**THE RECORDS**
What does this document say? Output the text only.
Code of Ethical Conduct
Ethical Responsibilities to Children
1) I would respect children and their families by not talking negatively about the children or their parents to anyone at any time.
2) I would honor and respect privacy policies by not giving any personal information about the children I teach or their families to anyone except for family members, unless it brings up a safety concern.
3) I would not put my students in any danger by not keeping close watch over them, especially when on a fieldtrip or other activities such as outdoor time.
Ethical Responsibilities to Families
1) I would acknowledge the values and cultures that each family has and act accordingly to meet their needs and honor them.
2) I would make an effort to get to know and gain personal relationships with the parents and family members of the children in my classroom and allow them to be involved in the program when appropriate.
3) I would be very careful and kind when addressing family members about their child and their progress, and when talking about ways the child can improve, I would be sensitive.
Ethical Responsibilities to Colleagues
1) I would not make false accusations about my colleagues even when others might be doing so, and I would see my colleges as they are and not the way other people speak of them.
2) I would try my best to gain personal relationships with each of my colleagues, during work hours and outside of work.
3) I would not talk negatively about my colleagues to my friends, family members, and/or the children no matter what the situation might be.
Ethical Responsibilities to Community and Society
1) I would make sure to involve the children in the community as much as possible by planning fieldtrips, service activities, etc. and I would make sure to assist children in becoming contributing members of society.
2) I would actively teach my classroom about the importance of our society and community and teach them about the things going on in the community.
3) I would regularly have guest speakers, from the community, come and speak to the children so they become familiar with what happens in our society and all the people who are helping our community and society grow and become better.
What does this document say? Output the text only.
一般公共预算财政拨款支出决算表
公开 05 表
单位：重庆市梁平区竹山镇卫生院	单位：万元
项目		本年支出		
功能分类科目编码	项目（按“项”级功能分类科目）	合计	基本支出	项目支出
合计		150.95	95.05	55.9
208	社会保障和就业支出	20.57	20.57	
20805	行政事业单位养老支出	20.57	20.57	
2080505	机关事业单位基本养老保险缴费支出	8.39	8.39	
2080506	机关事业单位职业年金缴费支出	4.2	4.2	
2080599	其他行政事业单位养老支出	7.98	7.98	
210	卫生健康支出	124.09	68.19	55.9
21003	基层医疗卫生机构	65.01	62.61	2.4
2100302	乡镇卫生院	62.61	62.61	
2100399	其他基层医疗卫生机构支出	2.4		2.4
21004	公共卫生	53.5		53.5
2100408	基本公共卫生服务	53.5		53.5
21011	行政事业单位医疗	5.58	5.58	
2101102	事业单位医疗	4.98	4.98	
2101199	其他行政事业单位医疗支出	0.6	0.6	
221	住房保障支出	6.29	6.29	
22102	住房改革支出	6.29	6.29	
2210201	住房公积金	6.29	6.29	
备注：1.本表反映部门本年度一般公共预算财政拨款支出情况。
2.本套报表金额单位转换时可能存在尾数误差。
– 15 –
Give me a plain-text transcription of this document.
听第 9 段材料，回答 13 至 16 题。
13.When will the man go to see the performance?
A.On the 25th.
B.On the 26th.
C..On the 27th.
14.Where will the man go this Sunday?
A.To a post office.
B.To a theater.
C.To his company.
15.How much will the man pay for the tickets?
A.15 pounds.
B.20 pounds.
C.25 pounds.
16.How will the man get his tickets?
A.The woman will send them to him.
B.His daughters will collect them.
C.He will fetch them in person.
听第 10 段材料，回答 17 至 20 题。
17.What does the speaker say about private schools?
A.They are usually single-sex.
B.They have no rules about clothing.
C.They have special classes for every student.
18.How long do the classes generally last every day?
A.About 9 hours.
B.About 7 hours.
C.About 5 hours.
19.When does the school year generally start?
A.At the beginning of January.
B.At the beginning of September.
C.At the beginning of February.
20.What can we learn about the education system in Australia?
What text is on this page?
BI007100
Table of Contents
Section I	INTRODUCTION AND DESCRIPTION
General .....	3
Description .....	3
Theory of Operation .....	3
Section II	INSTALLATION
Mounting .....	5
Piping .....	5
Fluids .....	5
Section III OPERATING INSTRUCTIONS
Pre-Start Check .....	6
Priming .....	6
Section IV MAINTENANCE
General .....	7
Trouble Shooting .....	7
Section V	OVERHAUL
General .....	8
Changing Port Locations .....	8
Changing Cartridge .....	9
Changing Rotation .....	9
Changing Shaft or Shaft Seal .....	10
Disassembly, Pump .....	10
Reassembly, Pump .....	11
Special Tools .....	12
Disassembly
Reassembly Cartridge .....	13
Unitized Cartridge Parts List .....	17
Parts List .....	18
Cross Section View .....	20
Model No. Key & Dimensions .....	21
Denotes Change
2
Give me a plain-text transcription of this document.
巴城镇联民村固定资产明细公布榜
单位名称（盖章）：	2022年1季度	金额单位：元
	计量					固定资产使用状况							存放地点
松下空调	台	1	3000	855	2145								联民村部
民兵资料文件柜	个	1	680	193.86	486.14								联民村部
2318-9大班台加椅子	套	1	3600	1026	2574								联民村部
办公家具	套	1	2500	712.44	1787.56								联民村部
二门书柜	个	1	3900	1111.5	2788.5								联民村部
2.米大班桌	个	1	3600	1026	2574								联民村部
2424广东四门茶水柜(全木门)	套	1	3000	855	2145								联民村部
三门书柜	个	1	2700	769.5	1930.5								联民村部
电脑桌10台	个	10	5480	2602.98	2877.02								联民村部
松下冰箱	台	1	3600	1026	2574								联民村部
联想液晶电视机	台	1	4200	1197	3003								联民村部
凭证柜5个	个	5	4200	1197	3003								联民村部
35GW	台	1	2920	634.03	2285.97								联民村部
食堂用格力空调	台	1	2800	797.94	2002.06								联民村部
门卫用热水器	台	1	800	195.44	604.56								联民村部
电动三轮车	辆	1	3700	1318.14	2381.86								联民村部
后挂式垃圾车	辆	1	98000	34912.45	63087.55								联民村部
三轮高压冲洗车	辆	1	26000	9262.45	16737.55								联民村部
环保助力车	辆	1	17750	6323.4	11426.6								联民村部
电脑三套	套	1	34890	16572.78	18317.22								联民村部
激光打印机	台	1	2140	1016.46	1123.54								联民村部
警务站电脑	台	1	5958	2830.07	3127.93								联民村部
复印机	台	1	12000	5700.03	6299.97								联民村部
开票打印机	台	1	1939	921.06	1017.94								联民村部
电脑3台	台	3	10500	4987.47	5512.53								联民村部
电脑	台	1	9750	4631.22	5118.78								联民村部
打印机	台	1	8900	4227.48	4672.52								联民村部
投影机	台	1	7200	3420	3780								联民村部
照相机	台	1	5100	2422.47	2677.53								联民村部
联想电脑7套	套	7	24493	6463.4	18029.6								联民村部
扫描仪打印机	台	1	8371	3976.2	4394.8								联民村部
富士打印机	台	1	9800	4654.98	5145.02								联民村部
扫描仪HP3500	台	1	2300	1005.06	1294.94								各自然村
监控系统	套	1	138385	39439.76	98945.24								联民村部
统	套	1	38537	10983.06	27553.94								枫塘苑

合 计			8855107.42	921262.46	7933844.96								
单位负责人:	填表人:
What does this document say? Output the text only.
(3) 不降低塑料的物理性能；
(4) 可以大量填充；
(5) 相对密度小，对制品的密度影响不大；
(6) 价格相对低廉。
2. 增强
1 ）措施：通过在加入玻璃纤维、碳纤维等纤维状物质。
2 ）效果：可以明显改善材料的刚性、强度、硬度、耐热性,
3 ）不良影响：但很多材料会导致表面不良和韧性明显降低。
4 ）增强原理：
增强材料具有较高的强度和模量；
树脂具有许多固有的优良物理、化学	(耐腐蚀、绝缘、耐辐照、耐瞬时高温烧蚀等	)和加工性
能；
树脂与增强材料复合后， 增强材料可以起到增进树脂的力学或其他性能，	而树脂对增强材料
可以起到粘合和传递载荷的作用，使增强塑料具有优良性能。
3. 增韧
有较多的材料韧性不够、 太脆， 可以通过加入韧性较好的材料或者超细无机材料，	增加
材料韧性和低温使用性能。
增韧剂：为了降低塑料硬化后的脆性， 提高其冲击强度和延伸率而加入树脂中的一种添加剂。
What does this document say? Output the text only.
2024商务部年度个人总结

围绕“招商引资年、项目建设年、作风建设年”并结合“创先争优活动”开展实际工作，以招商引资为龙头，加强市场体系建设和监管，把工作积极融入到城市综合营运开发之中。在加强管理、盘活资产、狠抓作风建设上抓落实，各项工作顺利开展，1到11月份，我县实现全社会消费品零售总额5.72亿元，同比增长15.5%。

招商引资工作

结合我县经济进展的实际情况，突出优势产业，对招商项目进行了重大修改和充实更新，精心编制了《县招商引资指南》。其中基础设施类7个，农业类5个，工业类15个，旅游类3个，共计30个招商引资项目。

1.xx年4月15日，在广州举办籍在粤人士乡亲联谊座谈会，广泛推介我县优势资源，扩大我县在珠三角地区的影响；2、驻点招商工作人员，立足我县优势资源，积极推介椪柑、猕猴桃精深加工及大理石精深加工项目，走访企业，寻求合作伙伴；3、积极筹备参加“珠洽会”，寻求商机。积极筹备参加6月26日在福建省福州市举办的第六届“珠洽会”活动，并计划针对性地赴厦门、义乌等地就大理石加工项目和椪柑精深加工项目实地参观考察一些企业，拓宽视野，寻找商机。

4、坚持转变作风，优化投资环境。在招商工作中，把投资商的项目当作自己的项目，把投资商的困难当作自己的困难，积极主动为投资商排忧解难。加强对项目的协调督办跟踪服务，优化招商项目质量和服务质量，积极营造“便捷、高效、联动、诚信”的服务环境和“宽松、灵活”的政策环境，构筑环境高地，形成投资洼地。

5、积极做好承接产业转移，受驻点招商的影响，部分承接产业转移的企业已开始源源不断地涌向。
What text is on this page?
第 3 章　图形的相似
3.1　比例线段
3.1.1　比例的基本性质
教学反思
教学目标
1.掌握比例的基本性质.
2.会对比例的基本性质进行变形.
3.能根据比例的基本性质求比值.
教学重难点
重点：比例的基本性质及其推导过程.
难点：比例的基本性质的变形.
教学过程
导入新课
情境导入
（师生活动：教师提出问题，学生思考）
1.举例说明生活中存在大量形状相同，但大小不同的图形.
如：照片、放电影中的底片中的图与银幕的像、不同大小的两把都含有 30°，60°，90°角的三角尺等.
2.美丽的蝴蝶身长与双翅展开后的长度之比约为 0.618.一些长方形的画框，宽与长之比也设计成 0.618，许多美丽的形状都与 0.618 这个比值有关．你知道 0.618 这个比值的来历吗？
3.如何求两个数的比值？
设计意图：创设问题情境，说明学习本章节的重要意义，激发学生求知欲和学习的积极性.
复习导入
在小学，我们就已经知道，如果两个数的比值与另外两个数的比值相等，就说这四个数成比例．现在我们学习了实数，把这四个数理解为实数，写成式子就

**TASK DESCRIPTION**
Copy every line that contains the string "their".

**ANSWER TO THIS EXERCISE**
1) I would respect children and their families by not talking negatively about the children or their parents to anyone at any time.
2) I would honor and respect privacy policies by not giving any personal information about the children I teach or their families to anyone except for family members, unless it brings up a safety concern.
1) I would acknowledge the values and cultures that each family has and act accordingly to meet their needs and honor them.
3) I would be very careful and kind when addressing family members about their child and their progress, and when talking about ways the child can improve, I would be sensitive.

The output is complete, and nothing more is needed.